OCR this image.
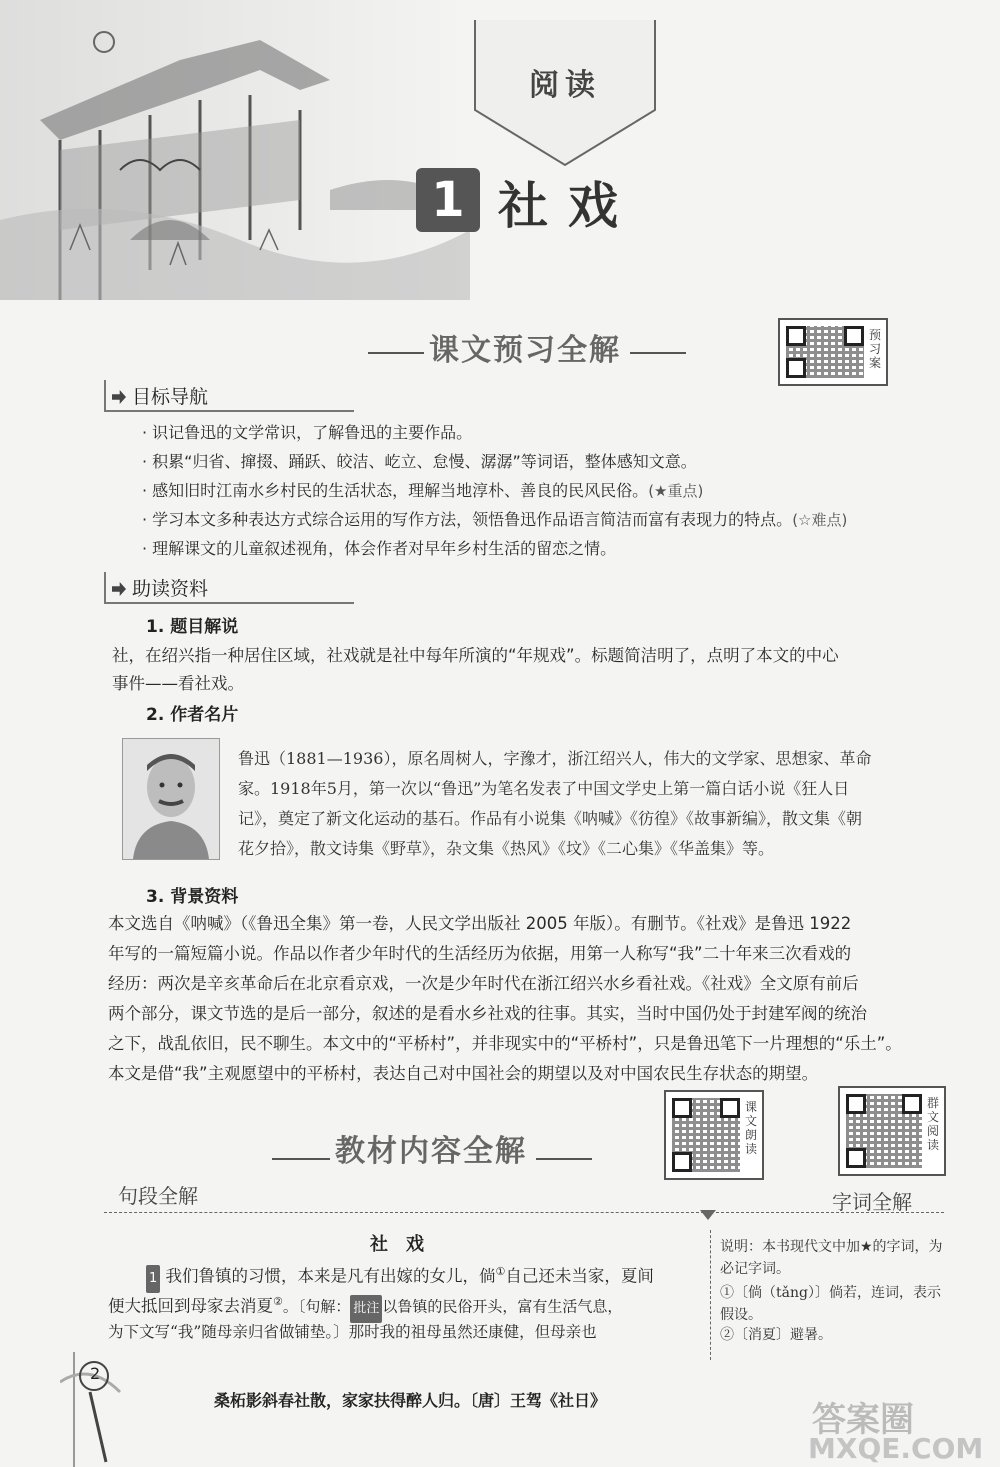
阅读
1 社戏
预习案
课文预习全解
目标导航
· 识记鲁迅的文学常识，了解鲁迅的主要作品。
· 积累“归省、撺掇、踊跃、皎洁、屹立、怠慢、潺潺”等词语，整体感知文意。
· 感知旧时江南水乡村民的生活状态，理解当地淳朴、善良的民风民俗。(★重点)
· 学习本文多种表达方式综合运用的写作方法，领悟鲁迅作品语言简洁而富有表现力的特点。(☆难点)
· 理解课文的儿童叙述视角，体会作者对早年乡村生活的留恋之情。
助读资料
1. 题目解说
社，在绍兴指一种居住区域，社戏就是社中每年所演的“年规戏”。标题简洁明了，点明了本文的中心
事件——看社戏。
2. 作者名片
鲁迅（1881—1936），原名周树人，字豫才，浙江绍兴人，伟大的文学家、思想家、革命
家。1918年5月，第一次以“鲁迅”为笔名发表了中国文学史上第一篇白话小说《狂人日
记》，奠定了新文化运动的基石。作品有小说集《呐喊》《彷徨》《故事新编》，散文集《朝
花夕拾》，散文诗集《野草》，杂文集《热风》《坟》《二心集》《华盖集》等。
3. 背景资料
本文选自《呐喊》（《鲁迅全集》第一卷，人民文学出版社 2005 年版）。有删节。《社戏》是鲁迅 1922
年写的一篇短篇小说。作品以作者少年时代的生活经历为依据，用第一人称写“我”二十年来三次看戏的
经历：两次是辛亥革命后在北京看京戏，一次是少年时代在浙江绍兴水乡看社戏。《社戏》全文原有前后
两个部分，课文节选的是后一部分，叙述的是看水乡社戏的往事。其实，当时中国仍处于封建军阀的统治
之下，战乱依旧，民不聊生。本文中的“平桥村”，并非现实中的“平桥村”，只是鲁迅笔下一片理想的“乐土”。
本文是借“我”主观愿望中的平桥村，表达自己对中国社会的期望以及对中国农民生存状态的期望。
课文朗读
群文阅读
教材内容全解
句段全解	字词全解
社　戏
1 我们鲁镇的习惯，本来是凡有出嫁的女儿，倘①自己还未当家，夏间
便大抵回到母家去消夏②。〔句解： 批注 以鲁镇的民俗开头，富有生活气息，
为下文写“我”随母亲归省做铺垫。〕那时我的祖母虽然还康健，但母亲也
说明：本书现代文中加★的字词，为必记字词。
①〔倘（tǎng）〕倘若，连词，表示假设。
②〔消夏〕避暑。
2
桑柘影斜春社散，家家扶得醉人归。〔唐〕王驾《社日》	答案圈
MXQE.COM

***

WRITTEN TASK: Your task is to reproduce all of the material exactly. The pictures stay out.

SOLVED PROBLEM:
OCR this image.
阅读
1 社戏
预习案
课文预习全解
目标导航
· 识记鲁迅的文学常识，了解鲁迅的主要作品。
· 积累“归省、撺掇、踊跃、皎洁、屹立、怠慢、潺潺”等词语，整体感知文意。
· 感知旧时江南水乡村民的生活状态，理解当地淳朴、善良的民风民俗。(★重点)
· 学习本文多种表达方式综合运用的写作方法，领悟鲁迅作品语言简洁而富有表现力的特点。(☆难点)
· 理解课文的儿童叙述视角，体会作者对早年乡村生活的留恋之情。
助读资料
1. 题目解说
社，在绍兴指一种居住区域，社戏就是社中每年所演的“年规戏”。标题简洁明了，点明了本文的中心
事件——看社戏。
2. 作者名片
鲁迅（1881—1936），原名周树人，字豫才，浙江绍兴人，伟大的文学家、思想家、革命
家。1918年5月，第一次以“鲁迅”为笔名发表了中国文学史上第一篇白话小说《狂人日
记》，奠定了新文化运动的基石。作品有小说集《呐喊》《彷徨》《故事新编》，散文集《朝
花夕拾》，散文诗集《野草》，杂文集《热风》《坟》《二心集》《华盖集》等。
3. 背景资料
本文选自《呐喊》（《鲁迅全集》第一卷，人民文学出版社 2005 年版）。有删节。《社戏》是鲁迅 1922
年写的一篇短篇小说。作品以作者少年时代的生活经历为依据，用第一人称写“我”二十年来三次看戏的
经历：两次是辛亥革命后在北京看京戏，一次是少年时代在浙江绍兴水乡看社戏。《社戏》全文原有前后
两个部分，课文节选的是后一部分，叙述的是看水乡社戏的往事。其实，当时中国仍处于封建军阀的统治
之下，战乱依旧，民不聊生。本文中的“平桥村”，并非现实中的“平桥村”，只是鲁迅笔下一片理想的“乐土”。
本文是借“我”主观愿望中的平桥村，表达自己对中国社会的期望以及对中国农民生存状态的期望。
课文朗读
群文阅读
教材内容全解
句段全解	字词全解
社　戏
1 我们鲁镇的习惯，本来是凡有出嫁的女儿，倘①自己还未当家，夏间
便大抵回到母家去消夏②。〔句解： 批注 以鲁镇的民俗开头，富有生活气息，
为下文写“我”随母亲归省做铺垫。〕那时我的祖母虽然还康健，但母亲也
说明：本书现代文中加★的字词，为必记字词。
①〔倘（tǎng）〕倘若，连词，表示假设。
②〔消夏〕避暑。
2
桑柘影斜春社散，家家扶得醉人归。〔唐〕王驾《社日》	答案圈
MXQE.COM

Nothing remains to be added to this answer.